Task to carry out: Return each line of the data below verbatim, with nothing changed, added or left out.

Raw data:
○ ○ ○ ○

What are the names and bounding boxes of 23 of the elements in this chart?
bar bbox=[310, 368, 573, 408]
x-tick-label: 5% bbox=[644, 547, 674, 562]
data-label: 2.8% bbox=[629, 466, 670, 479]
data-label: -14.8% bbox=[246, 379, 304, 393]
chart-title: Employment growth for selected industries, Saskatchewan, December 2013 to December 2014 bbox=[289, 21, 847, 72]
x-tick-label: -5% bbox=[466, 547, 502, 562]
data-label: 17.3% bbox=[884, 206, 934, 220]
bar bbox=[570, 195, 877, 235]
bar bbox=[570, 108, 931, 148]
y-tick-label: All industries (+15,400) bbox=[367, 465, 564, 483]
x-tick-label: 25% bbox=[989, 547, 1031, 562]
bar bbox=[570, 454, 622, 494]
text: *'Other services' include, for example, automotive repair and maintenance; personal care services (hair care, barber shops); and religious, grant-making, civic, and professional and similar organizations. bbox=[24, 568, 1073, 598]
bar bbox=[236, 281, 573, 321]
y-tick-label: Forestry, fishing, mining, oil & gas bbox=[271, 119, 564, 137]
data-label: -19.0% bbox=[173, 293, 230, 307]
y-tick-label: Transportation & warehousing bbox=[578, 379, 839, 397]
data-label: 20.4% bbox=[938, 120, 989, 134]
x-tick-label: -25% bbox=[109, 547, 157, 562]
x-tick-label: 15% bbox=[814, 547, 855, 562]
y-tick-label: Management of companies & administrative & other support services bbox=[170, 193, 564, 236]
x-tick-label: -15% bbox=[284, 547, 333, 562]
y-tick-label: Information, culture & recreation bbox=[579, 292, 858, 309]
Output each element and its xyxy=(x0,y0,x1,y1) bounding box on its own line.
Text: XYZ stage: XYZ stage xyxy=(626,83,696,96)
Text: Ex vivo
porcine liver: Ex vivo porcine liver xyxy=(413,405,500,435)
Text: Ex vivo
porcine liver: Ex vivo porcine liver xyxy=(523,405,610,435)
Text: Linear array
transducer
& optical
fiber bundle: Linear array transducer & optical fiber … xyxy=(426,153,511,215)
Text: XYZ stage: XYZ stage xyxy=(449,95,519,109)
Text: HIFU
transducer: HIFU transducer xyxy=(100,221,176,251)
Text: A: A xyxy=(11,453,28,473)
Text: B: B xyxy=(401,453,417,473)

○ ○ ○ ○

Task response:
What are the names and bounding boxes of 23 of the elements in this chart?
bar bbox=[310, 368, 573, 408]
x-tick-label: 5% bbox=[644, 547, 674, 562]
data-label: 2.8% bbox=[629, 466, 670, 479]
data-label: -14.8% bbox=[246, 379, 304, 393]
chart-title: Employment growth for selected industries, Saskatchewan, December 2013 to December 2014 bbox=[289, 21, 847, 72]
x-tick-label: -5% bbox=[466, 547, 502, 562]
data-label: 17.3% bbox=[884, 206, 934, 220]
bar bbox=[570, 195, 877, 235]
bar bbox=[570, 108, 931, 148]
y-tick-label: All industries (+15,400) bbox=[367, 465, 564, 483]
x-tick-label: 25% bbox=[989, 547, 1031, 562]
bar bbox=[570, 454, 622, 494]
text: *'Other services' include, for example, automotive repair and maintenance; personal care services (hair care, barber shops); and religious, grant-making, civic, and professional and similar organizations. bbox=[24, 568, 1073, 598]
bar bbox=[236, 281, 573, 321]
y-tick-label: Forestry, fishing, mining, oil & gas bbox=[271, 119, 564, 137]
data-label: -19.0% bbox=[173, 293, 230, 307]
y-tick-label: Transportation & warehousing bbox=[578, 379, 839, 397]
data-label: 20.4% bbox=[938, 120, 989, 134]
x-tick-label: -25% bbox=[109, 547, 157, 562]
x-tick-label: 15% bbox=[814, 547, 855, 562]
y-tick-label: Management of companies & administrative & other support services bbox=[170, 193, 564, 236]
x-tick-label: -15% bbox=[284, 547, 333, 562]
y-tick-label: Information, culture & recreation bbox=[579, 292, 858, 309]
Output each element and its xyxy=(x0,y0,x1,y1) bounding box on its own line.
Text: XYZ stage: XYZ stage xyxy=(626,83,696,96)
Text: Ex vivo
porcine liver: Ex vivo porcine liver xyxy=(413,405,500,435)
Text: Ex vivo
porcine liver: Ex vivo porcine liver xyxy=(523,405,610,435)
Text: Linear array
transducer
& optical
fiber bundle: Linear array transducer & optical fiber … xyxy=(426,153,511,215)
Text: XYZ stage: XYZ stage xyxy=(449,95,519,109)
Text: HIFU
transducer: HIFU transducer xyxy=(100,221,176,251)
Text: A: A xyxy=(11,453,28,473)
Text: B: B xyxy=(401,453,417,473)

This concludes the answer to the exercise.